Data records
☆ ☆ ☆ ☆ ☆ ☆ ☆

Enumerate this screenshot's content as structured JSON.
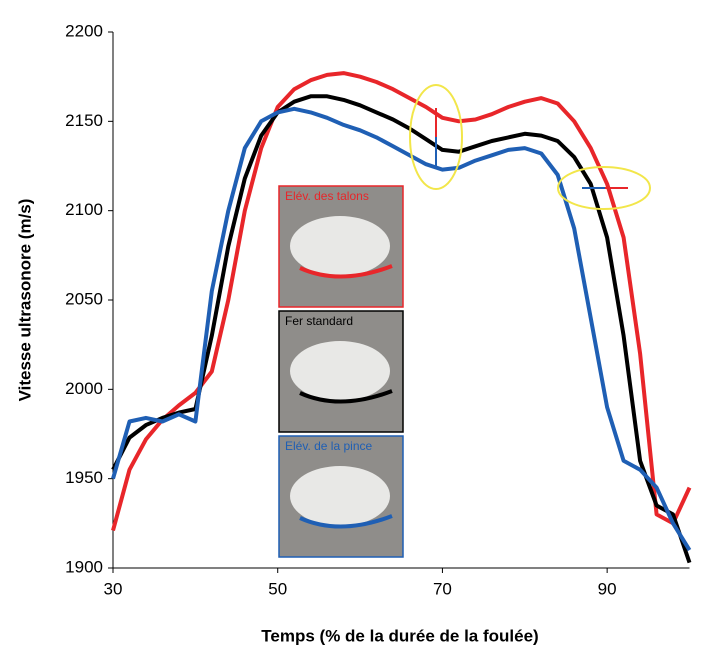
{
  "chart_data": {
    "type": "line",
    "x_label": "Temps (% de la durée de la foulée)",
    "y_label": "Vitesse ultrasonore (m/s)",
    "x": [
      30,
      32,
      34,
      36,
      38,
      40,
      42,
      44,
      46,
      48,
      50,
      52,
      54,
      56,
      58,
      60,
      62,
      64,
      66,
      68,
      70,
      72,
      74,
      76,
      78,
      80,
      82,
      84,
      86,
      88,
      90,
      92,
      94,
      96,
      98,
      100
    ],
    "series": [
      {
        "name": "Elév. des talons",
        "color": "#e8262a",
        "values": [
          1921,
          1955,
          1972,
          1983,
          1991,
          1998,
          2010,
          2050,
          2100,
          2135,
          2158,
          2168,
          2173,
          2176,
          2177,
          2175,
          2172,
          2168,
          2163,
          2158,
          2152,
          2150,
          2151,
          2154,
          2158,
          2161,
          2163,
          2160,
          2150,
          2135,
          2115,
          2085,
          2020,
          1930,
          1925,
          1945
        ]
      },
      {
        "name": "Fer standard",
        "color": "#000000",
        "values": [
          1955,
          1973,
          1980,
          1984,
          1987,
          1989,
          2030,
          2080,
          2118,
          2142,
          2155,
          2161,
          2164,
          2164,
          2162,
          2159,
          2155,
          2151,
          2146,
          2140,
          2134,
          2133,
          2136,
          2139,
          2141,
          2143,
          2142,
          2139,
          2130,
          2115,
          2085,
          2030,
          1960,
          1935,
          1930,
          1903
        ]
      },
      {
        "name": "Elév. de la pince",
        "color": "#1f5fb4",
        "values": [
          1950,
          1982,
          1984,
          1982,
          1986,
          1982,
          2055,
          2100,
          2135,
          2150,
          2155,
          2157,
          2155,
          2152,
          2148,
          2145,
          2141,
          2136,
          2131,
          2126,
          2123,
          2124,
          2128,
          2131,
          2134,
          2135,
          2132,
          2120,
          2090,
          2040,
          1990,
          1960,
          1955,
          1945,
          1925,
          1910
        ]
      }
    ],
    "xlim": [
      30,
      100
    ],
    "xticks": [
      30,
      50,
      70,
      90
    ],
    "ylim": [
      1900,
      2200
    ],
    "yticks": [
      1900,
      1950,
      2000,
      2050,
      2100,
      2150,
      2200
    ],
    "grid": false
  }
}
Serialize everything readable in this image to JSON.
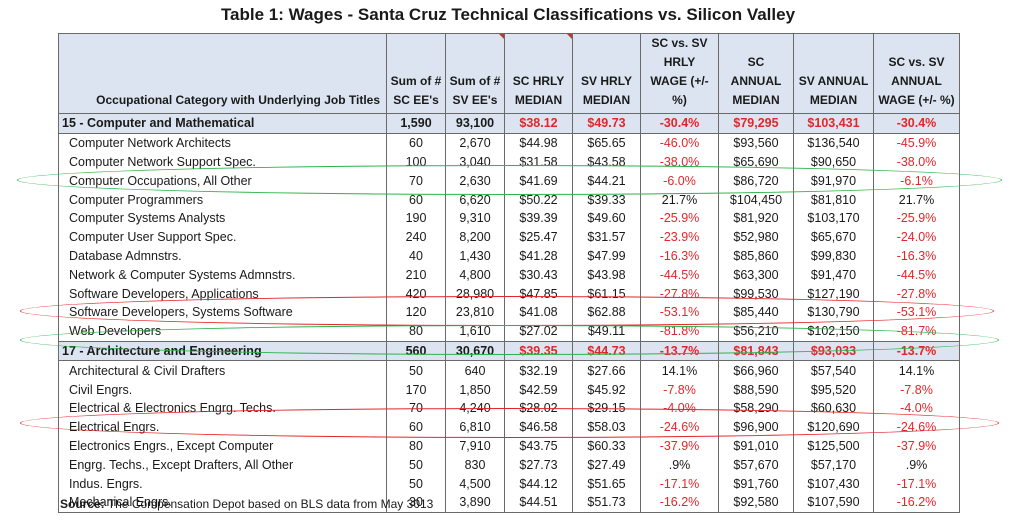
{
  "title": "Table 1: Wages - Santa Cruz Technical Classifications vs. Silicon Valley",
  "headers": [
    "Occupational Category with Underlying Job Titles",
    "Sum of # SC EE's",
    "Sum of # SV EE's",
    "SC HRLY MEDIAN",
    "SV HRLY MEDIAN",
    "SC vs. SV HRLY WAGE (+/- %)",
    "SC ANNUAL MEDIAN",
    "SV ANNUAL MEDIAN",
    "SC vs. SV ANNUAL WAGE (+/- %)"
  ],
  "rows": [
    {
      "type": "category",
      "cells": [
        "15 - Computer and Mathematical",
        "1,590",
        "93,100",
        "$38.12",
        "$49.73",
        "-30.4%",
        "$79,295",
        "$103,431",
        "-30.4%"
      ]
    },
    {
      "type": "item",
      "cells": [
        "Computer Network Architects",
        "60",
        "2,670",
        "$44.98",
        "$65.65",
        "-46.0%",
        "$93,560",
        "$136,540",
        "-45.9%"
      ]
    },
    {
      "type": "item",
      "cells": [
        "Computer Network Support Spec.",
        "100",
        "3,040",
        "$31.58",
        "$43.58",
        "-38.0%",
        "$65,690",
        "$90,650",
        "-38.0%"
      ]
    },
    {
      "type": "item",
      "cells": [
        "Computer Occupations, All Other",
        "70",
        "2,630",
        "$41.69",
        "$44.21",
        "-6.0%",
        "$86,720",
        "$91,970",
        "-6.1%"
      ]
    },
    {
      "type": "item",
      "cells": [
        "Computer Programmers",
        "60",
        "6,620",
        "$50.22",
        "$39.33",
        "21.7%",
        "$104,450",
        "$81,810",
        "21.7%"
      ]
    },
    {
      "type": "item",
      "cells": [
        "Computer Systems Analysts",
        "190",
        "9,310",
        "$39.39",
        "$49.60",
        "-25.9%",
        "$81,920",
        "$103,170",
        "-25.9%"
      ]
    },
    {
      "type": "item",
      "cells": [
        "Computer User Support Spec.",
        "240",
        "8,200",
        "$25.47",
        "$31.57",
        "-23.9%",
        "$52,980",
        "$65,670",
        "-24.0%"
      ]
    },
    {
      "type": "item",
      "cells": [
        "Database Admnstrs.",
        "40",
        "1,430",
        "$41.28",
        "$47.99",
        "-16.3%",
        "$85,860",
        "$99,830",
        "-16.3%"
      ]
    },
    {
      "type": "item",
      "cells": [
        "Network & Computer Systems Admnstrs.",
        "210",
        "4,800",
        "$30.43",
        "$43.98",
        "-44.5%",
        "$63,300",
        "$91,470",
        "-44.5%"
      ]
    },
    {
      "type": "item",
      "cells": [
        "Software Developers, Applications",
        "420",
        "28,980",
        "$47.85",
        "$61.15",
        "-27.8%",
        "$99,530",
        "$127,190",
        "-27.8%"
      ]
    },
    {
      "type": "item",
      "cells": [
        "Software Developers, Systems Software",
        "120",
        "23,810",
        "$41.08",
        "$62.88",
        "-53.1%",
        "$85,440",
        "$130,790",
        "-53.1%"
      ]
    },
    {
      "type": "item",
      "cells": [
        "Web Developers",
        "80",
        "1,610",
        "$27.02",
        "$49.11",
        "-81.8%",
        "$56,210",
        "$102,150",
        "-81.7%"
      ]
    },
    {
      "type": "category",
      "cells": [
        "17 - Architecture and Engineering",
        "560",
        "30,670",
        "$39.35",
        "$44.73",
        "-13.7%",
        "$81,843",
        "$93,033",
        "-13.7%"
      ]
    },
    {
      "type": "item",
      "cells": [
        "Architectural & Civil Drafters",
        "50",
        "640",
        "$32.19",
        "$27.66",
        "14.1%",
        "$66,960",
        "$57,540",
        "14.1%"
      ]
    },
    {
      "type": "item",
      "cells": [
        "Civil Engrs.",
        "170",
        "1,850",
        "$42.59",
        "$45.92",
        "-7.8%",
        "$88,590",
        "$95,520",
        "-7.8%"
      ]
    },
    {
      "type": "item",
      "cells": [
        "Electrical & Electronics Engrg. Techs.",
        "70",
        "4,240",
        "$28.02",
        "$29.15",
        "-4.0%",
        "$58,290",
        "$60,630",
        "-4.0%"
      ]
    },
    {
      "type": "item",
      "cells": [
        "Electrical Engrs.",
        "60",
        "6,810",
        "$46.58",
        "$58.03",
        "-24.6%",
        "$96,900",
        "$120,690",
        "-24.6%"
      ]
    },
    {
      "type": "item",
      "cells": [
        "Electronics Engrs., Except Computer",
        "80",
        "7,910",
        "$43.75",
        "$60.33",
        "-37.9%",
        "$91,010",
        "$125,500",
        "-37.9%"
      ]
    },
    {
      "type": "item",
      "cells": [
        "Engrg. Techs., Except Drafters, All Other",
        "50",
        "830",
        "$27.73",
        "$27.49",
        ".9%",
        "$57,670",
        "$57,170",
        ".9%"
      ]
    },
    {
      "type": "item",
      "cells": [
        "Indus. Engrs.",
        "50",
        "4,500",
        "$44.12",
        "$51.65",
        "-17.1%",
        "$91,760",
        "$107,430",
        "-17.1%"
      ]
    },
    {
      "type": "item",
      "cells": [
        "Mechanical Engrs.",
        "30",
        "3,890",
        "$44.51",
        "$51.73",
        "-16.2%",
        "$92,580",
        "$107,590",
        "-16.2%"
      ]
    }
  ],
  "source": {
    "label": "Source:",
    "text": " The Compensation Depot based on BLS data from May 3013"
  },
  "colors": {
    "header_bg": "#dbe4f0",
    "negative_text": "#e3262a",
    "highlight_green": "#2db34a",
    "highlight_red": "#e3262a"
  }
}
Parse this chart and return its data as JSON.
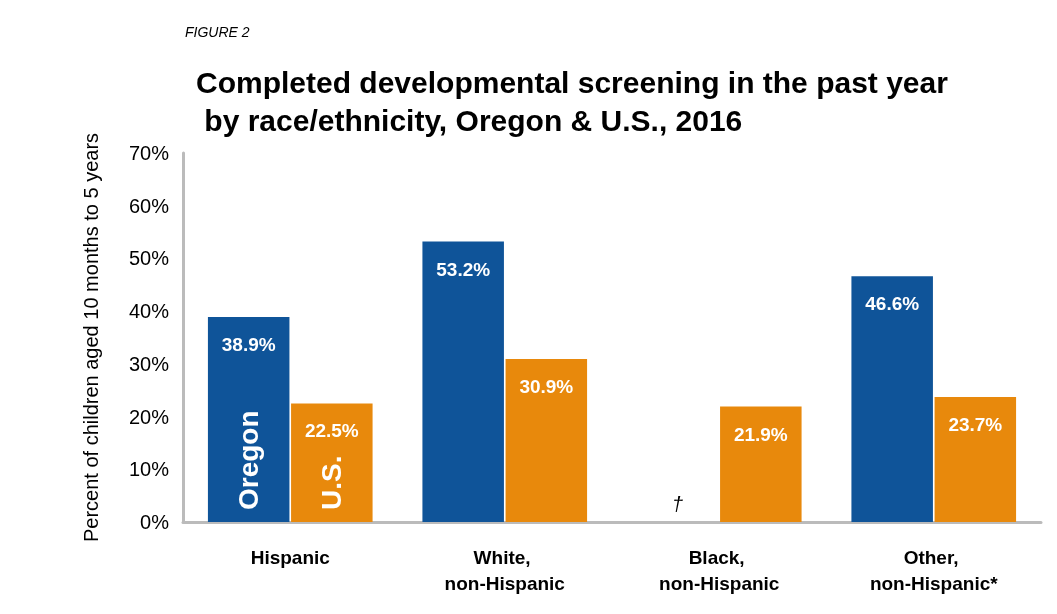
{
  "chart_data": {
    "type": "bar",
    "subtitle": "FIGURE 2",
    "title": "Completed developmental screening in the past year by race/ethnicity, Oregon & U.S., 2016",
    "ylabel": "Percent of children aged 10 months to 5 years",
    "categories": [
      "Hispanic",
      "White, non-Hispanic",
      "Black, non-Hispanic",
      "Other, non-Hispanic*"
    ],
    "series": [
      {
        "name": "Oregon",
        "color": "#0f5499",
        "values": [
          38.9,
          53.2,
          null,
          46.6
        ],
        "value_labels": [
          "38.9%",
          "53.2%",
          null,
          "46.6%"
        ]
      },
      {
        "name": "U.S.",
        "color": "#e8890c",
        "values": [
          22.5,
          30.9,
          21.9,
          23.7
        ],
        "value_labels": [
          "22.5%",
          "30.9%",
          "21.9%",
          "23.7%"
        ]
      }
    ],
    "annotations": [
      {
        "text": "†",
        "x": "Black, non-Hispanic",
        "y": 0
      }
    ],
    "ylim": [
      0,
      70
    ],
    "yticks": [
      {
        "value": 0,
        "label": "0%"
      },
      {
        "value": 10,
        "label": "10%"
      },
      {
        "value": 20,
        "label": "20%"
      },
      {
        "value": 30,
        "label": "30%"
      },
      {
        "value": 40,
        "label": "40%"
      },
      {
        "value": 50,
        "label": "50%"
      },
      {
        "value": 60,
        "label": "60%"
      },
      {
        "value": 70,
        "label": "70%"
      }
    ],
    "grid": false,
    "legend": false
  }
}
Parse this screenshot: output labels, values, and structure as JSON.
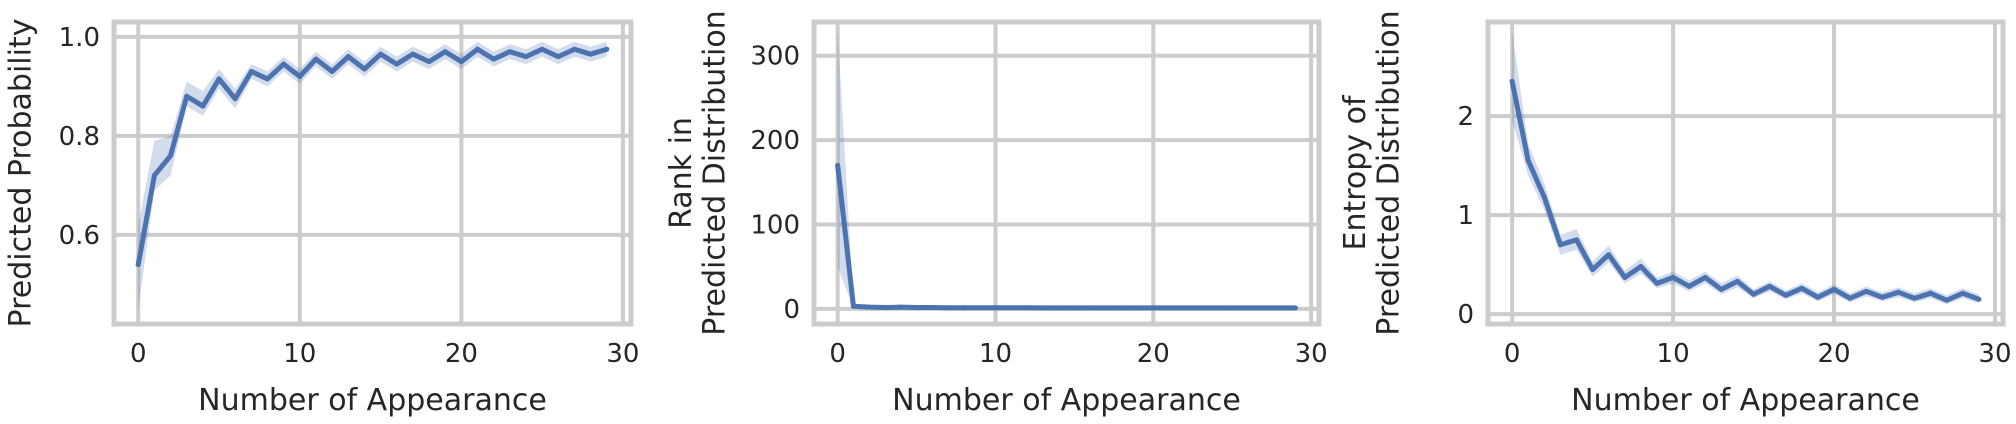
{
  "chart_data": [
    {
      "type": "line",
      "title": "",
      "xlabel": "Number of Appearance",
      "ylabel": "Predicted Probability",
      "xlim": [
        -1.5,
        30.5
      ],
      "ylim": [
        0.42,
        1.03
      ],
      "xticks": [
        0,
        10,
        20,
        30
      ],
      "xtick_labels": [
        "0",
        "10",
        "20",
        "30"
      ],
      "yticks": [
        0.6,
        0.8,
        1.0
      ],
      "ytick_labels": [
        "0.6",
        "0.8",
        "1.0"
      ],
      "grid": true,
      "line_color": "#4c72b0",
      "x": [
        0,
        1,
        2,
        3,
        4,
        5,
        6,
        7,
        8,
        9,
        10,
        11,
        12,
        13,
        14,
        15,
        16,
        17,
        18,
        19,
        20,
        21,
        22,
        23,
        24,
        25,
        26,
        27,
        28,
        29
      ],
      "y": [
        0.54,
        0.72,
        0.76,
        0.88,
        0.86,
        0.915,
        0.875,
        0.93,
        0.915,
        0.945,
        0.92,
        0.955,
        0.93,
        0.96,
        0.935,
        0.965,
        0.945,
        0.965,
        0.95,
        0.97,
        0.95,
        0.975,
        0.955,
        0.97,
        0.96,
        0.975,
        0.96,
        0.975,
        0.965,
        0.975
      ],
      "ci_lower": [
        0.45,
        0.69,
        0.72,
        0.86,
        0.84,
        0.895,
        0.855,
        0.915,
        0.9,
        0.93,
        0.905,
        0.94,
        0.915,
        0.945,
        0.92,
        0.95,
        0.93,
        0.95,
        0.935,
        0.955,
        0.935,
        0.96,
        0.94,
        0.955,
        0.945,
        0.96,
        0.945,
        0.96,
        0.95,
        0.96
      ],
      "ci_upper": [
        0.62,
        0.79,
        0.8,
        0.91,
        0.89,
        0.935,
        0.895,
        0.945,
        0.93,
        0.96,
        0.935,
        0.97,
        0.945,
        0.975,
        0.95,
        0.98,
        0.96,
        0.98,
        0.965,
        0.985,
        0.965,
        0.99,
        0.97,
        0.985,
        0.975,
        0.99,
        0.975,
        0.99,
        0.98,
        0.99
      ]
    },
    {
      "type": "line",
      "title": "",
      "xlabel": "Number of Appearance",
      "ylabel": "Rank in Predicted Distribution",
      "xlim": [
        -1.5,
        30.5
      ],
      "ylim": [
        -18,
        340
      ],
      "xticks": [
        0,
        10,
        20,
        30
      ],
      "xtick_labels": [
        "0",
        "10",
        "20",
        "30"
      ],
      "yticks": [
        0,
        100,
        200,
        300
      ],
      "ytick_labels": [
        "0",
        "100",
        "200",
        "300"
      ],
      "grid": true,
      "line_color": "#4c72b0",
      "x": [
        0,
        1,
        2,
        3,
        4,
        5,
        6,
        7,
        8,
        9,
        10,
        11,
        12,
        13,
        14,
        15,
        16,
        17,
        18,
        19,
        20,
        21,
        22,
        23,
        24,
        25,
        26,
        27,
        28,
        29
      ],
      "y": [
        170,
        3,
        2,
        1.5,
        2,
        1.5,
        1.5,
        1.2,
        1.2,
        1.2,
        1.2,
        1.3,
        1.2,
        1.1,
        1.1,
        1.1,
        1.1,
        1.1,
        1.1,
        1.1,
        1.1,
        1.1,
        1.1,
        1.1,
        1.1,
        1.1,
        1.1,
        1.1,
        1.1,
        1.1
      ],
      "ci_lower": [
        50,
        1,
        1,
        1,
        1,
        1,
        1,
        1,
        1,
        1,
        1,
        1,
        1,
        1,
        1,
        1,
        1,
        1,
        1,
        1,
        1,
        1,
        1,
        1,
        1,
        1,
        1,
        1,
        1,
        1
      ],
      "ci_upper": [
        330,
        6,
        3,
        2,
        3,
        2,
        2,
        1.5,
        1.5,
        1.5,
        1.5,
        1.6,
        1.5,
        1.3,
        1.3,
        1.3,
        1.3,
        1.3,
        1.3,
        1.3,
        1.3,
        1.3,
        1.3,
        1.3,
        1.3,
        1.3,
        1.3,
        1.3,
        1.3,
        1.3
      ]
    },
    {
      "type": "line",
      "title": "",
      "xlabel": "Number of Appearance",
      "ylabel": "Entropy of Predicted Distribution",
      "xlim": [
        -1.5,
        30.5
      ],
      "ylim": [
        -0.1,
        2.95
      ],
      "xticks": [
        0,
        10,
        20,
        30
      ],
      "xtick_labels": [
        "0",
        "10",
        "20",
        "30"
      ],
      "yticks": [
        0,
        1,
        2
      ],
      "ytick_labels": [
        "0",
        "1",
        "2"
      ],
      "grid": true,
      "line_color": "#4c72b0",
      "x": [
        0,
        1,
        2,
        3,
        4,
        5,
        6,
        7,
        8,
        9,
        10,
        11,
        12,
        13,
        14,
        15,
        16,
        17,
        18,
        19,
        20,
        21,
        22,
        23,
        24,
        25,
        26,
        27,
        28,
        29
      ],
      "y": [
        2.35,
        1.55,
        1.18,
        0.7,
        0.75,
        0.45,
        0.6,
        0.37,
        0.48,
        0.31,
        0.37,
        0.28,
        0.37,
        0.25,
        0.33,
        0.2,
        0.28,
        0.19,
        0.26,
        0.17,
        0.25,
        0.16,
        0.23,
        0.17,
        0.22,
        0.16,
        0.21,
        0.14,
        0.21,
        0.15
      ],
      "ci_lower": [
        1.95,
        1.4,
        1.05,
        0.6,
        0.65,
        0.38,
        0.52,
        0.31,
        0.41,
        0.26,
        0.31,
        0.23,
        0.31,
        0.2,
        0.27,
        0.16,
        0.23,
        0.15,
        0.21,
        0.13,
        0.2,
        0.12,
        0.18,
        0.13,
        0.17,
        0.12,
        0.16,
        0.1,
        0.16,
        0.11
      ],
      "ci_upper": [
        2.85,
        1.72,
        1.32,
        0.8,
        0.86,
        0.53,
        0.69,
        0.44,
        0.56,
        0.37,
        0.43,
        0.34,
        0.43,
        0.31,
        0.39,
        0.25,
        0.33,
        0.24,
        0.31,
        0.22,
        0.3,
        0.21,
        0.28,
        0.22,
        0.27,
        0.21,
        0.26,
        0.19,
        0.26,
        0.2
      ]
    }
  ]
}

☆ ☆ ☆ ☆ ☆ ☆ ☆

Written task
Give the number of lines in the listing above that contain "Distribution", and nothing else.

The answer
2